#### [Estratto della fonte]
---+---

Il Fatto 21.1.19
Bibi Netanyahu e l’oscura battaglia giocata con i social
Storico leader – Benjamin Netanyahu in Israele deve affrontare ben quattro diverse accuse per frode, corruzione e fondi neri
di fa.scu.
Quando
la scorsa settimana il premier Benjamin Netanyahu ha annunciato tramite
i social media che avrebbe rilasciato una dichiarazione in tv in prima
serata, che poteva essere visualizzata tramite il suo profilo Facebook,
ha stabilito un record. Quasi 4,5 milioni di persone l’hanno seguito in
tv e oltre 150 mila via Facebook. Un successo annunciato. Perché fra le
sue molte abilità non c’è dubbio che Netanyahu abbia anche quella di
saper gestire la comunicazione come pochi. È un navigante di lungo corso
su Internet, nei primi anni 90 fu uno dei primi politici a creare un
sito web.
I guai giudiziari che sta affrontando – quattro diverse
accuse per frode, corruzione e fondi neri – lo hanno spinto a diminuire
le sue già rare apparizioni in tv. Netanyahu ha smesso di parlare al
pubblico israeliano tramite i media tradizionali. Invece pubblica
dozzine di post al giorno sui social media, tra cui visualizzazioni e
tweet, e l’alto tasso di risposta dei suoi seguaci influenza gli
algoritmi di Twitter, Instagram e Facebook, aiutandolo così ad attrarre
nuovi follower.
Ogni giorno Netanyahu trasmette messaggi a milioni
di follower su Facebook, Twitter, Instagram, YouTube e Telegram tramite
dozzine di account, alcuni dei quali sono gestiti con fondi statali e
altri tramite finanziamenti privati da fondi meno trasparenti. I suoi
post hanno migliaia di condivisioni, decine di migliaia di “Mi piace” e
uno dei più alti tassi di risposta degli utenti per qualsiasi politico,
certamente in Israele.

---+---

#### [Esercizio breve A]
Riproduci fedelmente il passo dell'articolo su Netanyahu che comincia con le parole "Ogni giorno Netanyahu" e termina dopo le parole "certamente in Israele.".
#### [Esercizio breve B]
Rispondi a queste domande basandoti sull'articolo su Netanyahu:
(i) Quante persone hanno seguito in tv la dichiarazione del premier?
(ii) In quale periodo Netanyahu fu uno dei primi politici a creare un sito web?
(iii) Quante diverse accuse deve affrontare Netanyahu?
#### [Esercizio breve C]
Traduci in inglese questa frase dell'articolo su Netanyahu: "Netanyahu ha smesso di parlare al pubblico israeliano tramite i media tradizionali."
L'elenco qui sotto non serve in alcun modo per questi esercizi.

#### [Dati disponibili]
---+---

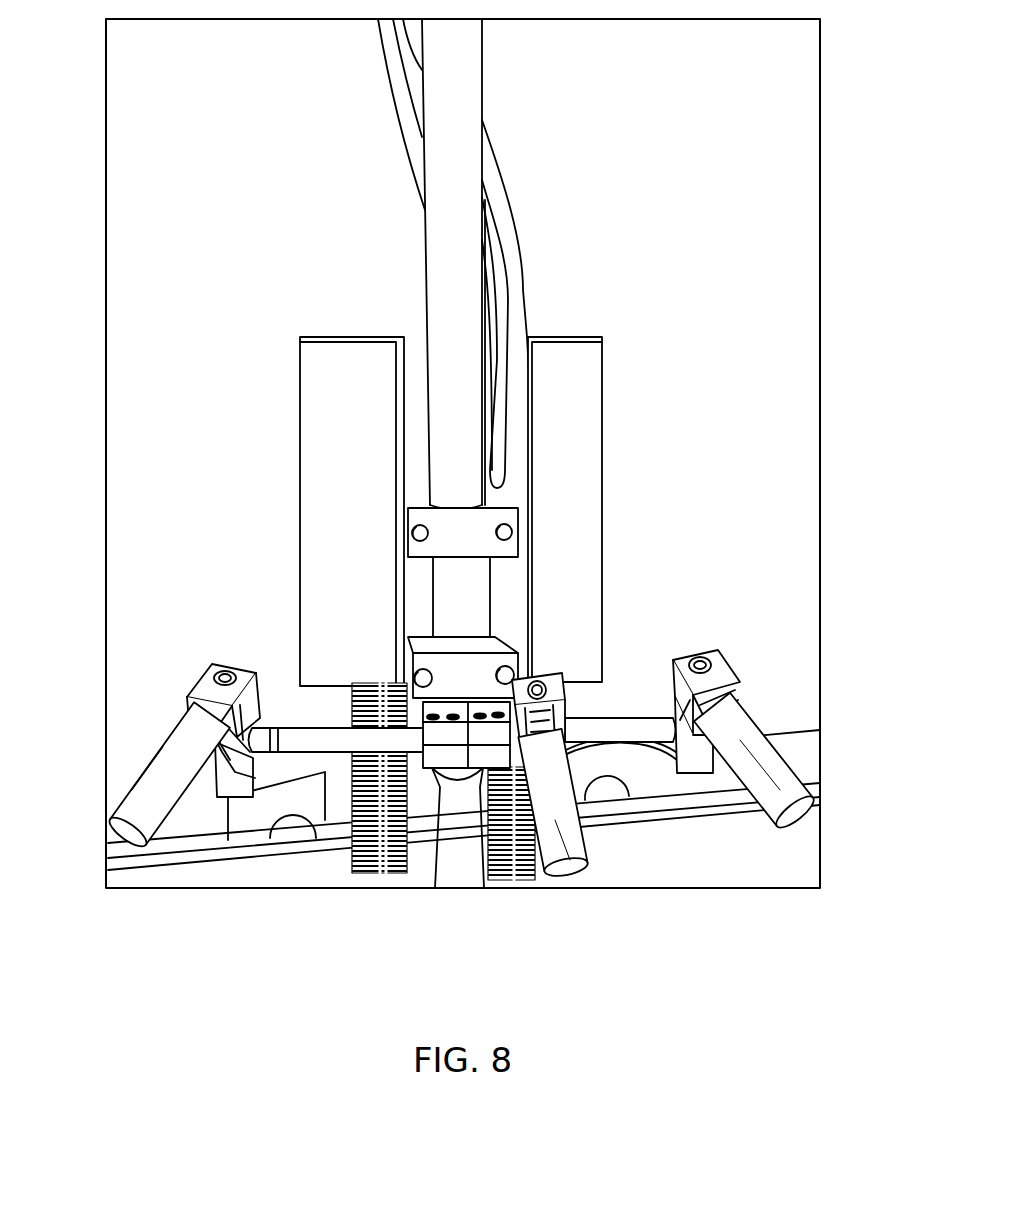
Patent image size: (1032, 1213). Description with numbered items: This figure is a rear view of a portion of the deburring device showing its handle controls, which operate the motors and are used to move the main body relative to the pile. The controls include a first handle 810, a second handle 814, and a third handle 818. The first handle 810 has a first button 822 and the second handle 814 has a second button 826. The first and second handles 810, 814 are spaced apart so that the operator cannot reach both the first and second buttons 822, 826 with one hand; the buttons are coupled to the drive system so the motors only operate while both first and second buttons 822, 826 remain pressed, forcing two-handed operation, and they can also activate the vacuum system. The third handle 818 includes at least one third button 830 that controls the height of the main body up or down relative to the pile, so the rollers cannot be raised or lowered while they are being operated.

---+---

#### [Risultato A]
Ogni giorno Netanyahu trasmette messaggi a milioni
di follower su Facebook, Twitter, Instagram, YouTube e Telegram tramite
dozzine di account, alcuni dei quali sono gestiti con fondi statali e
altri tramite finanziamenti privati da fondi meno trasparenti. I suoi
post hanno migliaia di condivisioni, decine di migliaia di “Mi piace” e
uno dei più alti tassi di risposta degli utenti per qualsiasi politico,
certamente in Israele.

#### [Risultato B]
(i) Quasi 4,5 milioni di persone.
(ii) Nei primi anni 90.
(iii) Quattro.

#### [Risultato C]
Netanyahu has stopped speaking to the Israeli public through traditional media.